Document excerpt:
Create a CuDNN extern op that computes the gradient of 2D convolution with respect to weight.
- Parameters:
dy (Tensor) – output gradient
x (Tensor) – input tensor
kernel_size (a pair of int) – The spatial size of the corresponding forward convolution kernel
conv_mode (int) – 0: CUDNN_CONVOLUTION 1: CUDNN_CROSS_CORRELATION
tensor_format (int) – 0: CUDNN_TENSOR_NCHW 1: CUDNN_TENSOR_NHWC
conv_dtype (str) – convolution type
groups (int) – the number of groups
- Returns:
dw – wgrad tensor
- Return type:
- tvm.contrib.cudnn.softmax(x, axis=-1)
Compute softmax using CuDNN
- Parameters:
x (tvm.te.Tensor) – The input tensor
axis (int) – The axis to compute the softmax
- Returns:
ret – The result tensor
- Return type:
- tvm.contrib.cudnn.log_softmax(x, axis=-1)
Compute log_softmax using CuDNN
- Parameters:
x (tvm.te.Tensor) – The input tensor
axis (int) – The axis to compute log softmax over
- Returns:
ret – The result tensor
- Return type:
tvm.contrib.dlpack
Wrapping functions to bridge frameworks with DLPack support to TVM
- tvm.contrib.dlpack.convert_func(tvm_func, tensor_type, to_dlpack_func)
- Convert a tvm function into one that accepts a tensor from another
framework, provided the other framework supports DLPACK
tvm.contrib.dnnl
External function interface to BLAS libraries.
- tvm.contrib.dnnl.matmul(lhs, rhs, transa=False, transb=False, **kwargs)
Create an extern op that compute matrix mult of A and rhs with CrhsLAS This function serves as an example on how to call external libraries.

Task input:

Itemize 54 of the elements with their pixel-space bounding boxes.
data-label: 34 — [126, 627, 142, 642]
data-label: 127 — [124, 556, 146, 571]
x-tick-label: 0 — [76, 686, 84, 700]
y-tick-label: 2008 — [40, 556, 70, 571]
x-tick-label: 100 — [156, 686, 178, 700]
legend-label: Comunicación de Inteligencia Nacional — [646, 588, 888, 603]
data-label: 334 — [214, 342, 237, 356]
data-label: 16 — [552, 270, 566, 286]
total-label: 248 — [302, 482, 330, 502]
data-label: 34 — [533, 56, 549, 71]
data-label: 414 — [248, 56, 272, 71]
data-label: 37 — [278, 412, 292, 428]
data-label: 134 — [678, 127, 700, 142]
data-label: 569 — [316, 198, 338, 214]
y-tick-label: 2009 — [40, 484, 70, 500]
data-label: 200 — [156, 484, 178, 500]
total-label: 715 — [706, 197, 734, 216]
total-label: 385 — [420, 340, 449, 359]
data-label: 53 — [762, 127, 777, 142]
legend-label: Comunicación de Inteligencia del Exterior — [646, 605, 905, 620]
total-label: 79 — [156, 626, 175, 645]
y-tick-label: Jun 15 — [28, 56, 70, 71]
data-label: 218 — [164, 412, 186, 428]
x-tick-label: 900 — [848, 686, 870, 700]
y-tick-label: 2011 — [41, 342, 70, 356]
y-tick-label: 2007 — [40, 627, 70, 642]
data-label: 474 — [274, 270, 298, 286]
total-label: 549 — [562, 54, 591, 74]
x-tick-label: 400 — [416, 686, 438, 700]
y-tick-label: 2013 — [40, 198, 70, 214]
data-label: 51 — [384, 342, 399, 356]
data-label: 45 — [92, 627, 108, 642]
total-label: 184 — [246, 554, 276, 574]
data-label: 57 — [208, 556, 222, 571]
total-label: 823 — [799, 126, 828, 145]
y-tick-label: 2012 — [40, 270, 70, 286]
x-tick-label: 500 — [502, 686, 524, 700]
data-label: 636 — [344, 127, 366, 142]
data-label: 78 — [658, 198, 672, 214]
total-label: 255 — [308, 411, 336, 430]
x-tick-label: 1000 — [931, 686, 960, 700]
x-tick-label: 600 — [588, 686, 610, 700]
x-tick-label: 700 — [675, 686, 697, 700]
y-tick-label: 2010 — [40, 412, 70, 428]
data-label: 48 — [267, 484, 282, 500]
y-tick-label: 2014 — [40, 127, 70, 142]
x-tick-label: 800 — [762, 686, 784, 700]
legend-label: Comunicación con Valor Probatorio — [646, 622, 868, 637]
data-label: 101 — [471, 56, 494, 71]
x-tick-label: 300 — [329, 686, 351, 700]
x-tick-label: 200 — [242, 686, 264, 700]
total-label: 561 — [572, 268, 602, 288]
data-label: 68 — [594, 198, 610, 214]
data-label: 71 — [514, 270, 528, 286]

Required work:
A) Please copy the entries word for word, starting with their first line and going on through the line with "legend-label: Comunicación con", including that line.
B) Extend the TVM API reference text from its last sentence onward.
The entries have nothing to do with the TVM API reference text.

Answer set:
A)
Itemize 54 of the elements with their pixel-space bounding boxes.
data-label: 34 — [126, 627, 142, 642]
data-label: 127 — [124, 556, 146, 571]
x-tick-label: 0 — [76, 686, 84, 700]
y-tick-label: 2008 — [40, 556, 70, 571]
x-tick-label: 100 — [156, 686, 178, 700]
legend-label: Comunicación de Inteligencia Nacional — [646, 588, 888, 603]
data-label: 334 — [214, 342, 237, 356]
data-label: 16 — [552, 270, 566, 286]
total-label: 248 — [302, 482, 330, 502]
data-label: 34 — [533, 56, 549, 71]
data-label: 414 — [248, 56, 272, 71]
data-label: 37 — [278, 412, 292, 428]
data-label: 134 — [678, 127, 700, 142]
data-label: 569 — [316, 198, 338, 214]
y-tick-label: 2009 — [40, 484, 70, 500]
data-label: 200 — [156, 484, 178, 500]
total-label: 715 — [706, 197, 734, 216]
total-label: 385 — [420, 340, 449, 359]
data-label: 53 — [762, 127, 777, 142]
legend-label: Comunicación de Inteligencia del Exterior — [646, 605, 905, 620]
total-label: 79 — [156, 626, 175, 645]
y-tick-label: Jun 15 — [28, 56, 70, 71]
data-label: 218 — [164, 412, 186, 428]
x-tick-label: 900 — [848, 686, 870, 700]
y-tick-label: 2011 — [41, 342, 70, 356]
y-tick-label: 2007 — [40, 627, 70, 642]
data-label: 474 — [274, 270, 298, 286]
total-label: 549 — [562, 54, 591, 74]
x-tick-label: 400 — [416, 686, 438, 700]
y-tick-label: 2013 — [40, 198, 70, 214]
data-label: 51 — [384, 342, 399, 356]
data-label: 45 — [92, 627, 108, 642]
total-label: 184 — [246, 554, 276, 574]
data-label: 57 — [208, 556, 222, 571]
total-label: 823 — [799, 126, 828, 145]
y-tick-label: 2012 — [40, 270, 70, 286]
x-tick-label: 500 — [502, 686, 524, 700]
data-label: 636 — [344, 127, 366, 142]
data-label: 78 — [658, 198, 672, 214]
total-label: 255 — [308, 411, 336, 430]
x-tick-label: 1000 — [931, 686, 960, 700]
x-tick-label: 600 — [588, 686, 610, 700]
x-tick-label: 700 — [675, 686, 697, 700]
y-tick-label: 2010 — [40, 412, 70, 428]
data-label: 48 — [267, 484, 282, 500]
y-tick-label: 2014 — [40, 127, 70, 142]
x-tick-label: 800 — [762, 686, 784, 700]
legend-label: Comunicación con Valor Probatorio — [646, 622, 868, 637]

B)
- tvm.contrib.dnnl.dnnl_conv2d(src, weights, stride, padding, dilation, groups, channel_last=False, out_dtype='float32', **kwargs)
Convolution operator in NCHW layout.
- Parameters:
src (tvm.te.Tensor) – 4-D with shape [batch, in_channel, in_height, in_width]
weights (tvm.te.Tensor) – 4-D with shape [num_filter, in_channel, filter_height, filter_width]
stride (int or a list/tuple of two ints) – Stride size, or [stride_height, stride_width]
padding (int or a list/tuple of 2 or 4 ints) – padding size, or [pad_height, pad_width] for 2 ints, or [pad_top, pad_left, pad_bottom, pad_right] for 4 ints
dilation (int or a list/tuple of two ints) – dilation size, or [dilation_height, dilation_width]
groups (str) – input data layout: NCHW or NHWC
channel_last (bool) – chose if input/output data format is in channel_last format(NHWC) or in plain format(NCHW)
out_dtype (str) – output datatype: now only support float32
- Returns:
Output – 4-D with shape [batch, out_channel, out_height, out_width]
- Return type:
tvm.contrib.download
Helper utility for downloading
- tvm.contrib.download.download(url, path, overwrite=False, size_compare=False, retries=3)
Downloads the file from the internet. Set the input options correctly to overwrite or do the size comparison
- Parameters:
url (str) – Download url.
path (str) – Local file path to save downloaded file.
overwrite (bool, optional) – Whether to overwrite existing file, defaults to False.
size_compare (bool, optional) – Whether to do size compare to check downloaded file, defaults to False
retries (int, optional) – Number of time to retry download, defaults to 3.
- tvm.contrib.download.download_testdata(url, relpath, module=None, overwrite=False)
Downloads the test data from the internet.
- Parameters:
url (str) – Download url.
relpath (str) – Relative file path.
module (Union[str, list, tuple], optional) – Subdirectory paths under test data folder.
overwrite (bool, defaults to False) – If True, will download a fresh copy of the file regardless of the cache. If False, will only download the file if a cached version is missing.
- Returns:
abspath – Absolute file path of downloaded file
- Return type:
tvm.contrib.emcc
Util to invoke emscripten compilers in the system.
- tvm.contrib.emcc.create_tvmjs_wasm(output, objects, options=None, cc='emcc', libs=None)
Create wasm that is supposed to run with the tvmjs.
tvm.contrib.hipblas
External function interface to hipBLAS libraries.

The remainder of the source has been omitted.